:: Required task ::
Scan the material for the word "Range", and copy each line where it shows up.

:: Material shown ::
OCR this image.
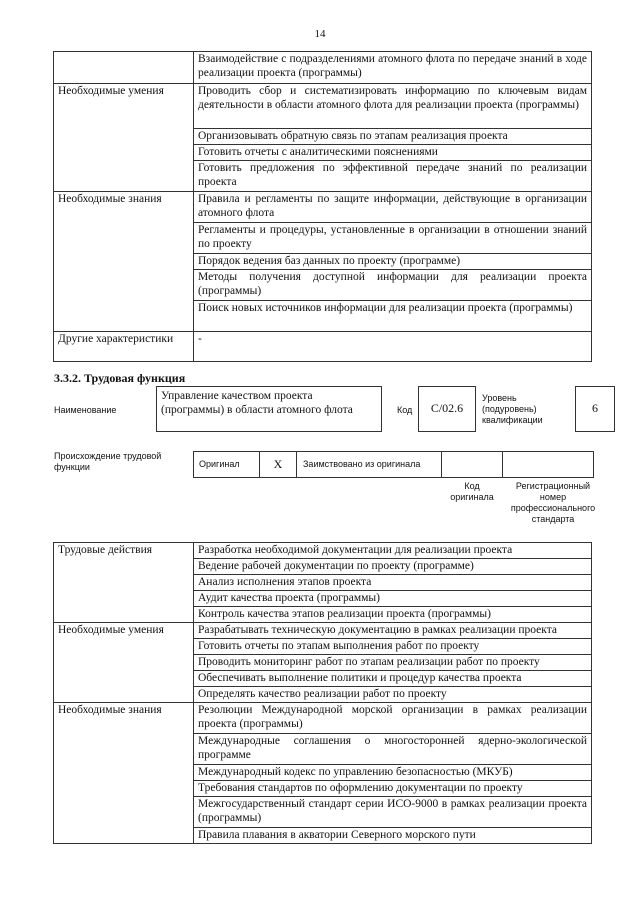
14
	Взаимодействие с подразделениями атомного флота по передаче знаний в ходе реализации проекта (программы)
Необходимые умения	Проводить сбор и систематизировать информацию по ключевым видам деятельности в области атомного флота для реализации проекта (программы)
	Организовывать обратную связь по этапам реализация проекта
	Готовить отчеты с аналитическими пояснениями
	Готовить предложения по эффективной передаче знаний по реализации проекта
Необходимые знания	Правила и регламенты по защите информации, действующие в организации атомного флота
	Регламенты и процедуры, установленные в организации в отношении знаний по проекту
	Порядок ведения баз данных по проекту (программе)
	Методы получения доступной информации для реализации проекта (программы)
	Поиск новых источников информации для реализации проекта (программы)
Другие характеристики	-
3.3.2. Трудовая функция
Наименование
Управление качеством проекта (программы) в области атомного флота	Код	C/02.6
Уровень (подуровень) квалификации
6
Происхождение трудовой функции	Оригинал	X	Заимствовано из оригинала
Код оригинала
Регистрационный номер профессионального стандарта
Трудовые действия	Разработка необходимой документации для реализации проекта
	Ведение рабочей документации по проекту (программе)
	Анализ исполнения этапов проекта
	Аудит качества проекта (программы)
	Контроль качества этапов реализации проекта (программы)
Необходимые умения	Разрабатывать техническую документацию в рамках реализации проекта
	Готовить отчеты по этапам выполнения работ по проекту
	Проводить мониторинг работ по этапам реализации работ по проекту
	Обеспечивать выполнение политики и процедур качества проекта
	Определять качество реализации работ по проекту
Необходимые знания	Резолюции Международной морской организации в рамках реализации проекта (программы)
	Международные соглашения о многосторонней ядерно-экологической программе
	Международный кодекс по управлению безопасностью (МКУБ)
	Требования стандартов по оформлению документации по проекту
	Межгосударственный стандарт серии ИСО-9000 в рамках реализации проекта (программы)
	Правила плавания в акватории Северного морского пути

---

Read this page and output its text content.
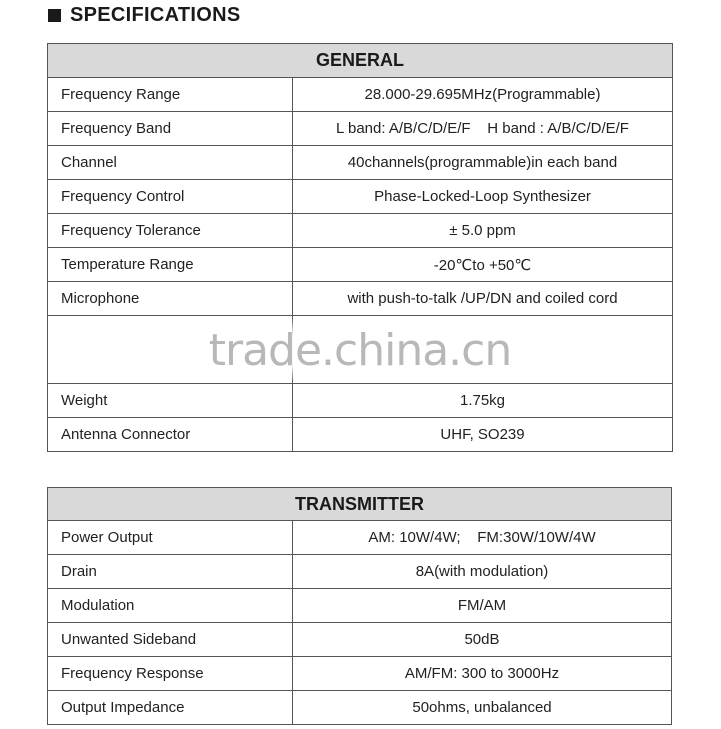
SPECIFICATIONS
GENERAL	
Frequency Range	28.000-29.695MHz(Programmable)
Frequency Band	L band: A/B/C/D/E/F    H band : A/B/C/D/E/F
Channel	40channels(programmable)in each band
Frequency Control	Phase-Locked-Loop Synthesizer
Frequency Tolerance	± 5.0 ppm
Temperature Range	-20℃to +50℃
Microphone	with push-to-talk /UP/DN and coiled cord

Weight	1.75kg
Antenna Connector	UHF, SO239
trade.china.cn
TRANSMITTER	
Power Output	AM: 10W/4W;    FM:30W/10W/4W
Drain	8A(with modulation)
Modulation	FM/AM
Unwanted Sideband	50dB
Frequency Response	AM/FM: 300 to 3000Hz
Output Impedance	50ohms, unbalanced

:: Right answer ::
Frequency Range	28.000-29.695MHz(Programmable)
Temperature Range	-20℃to +50℃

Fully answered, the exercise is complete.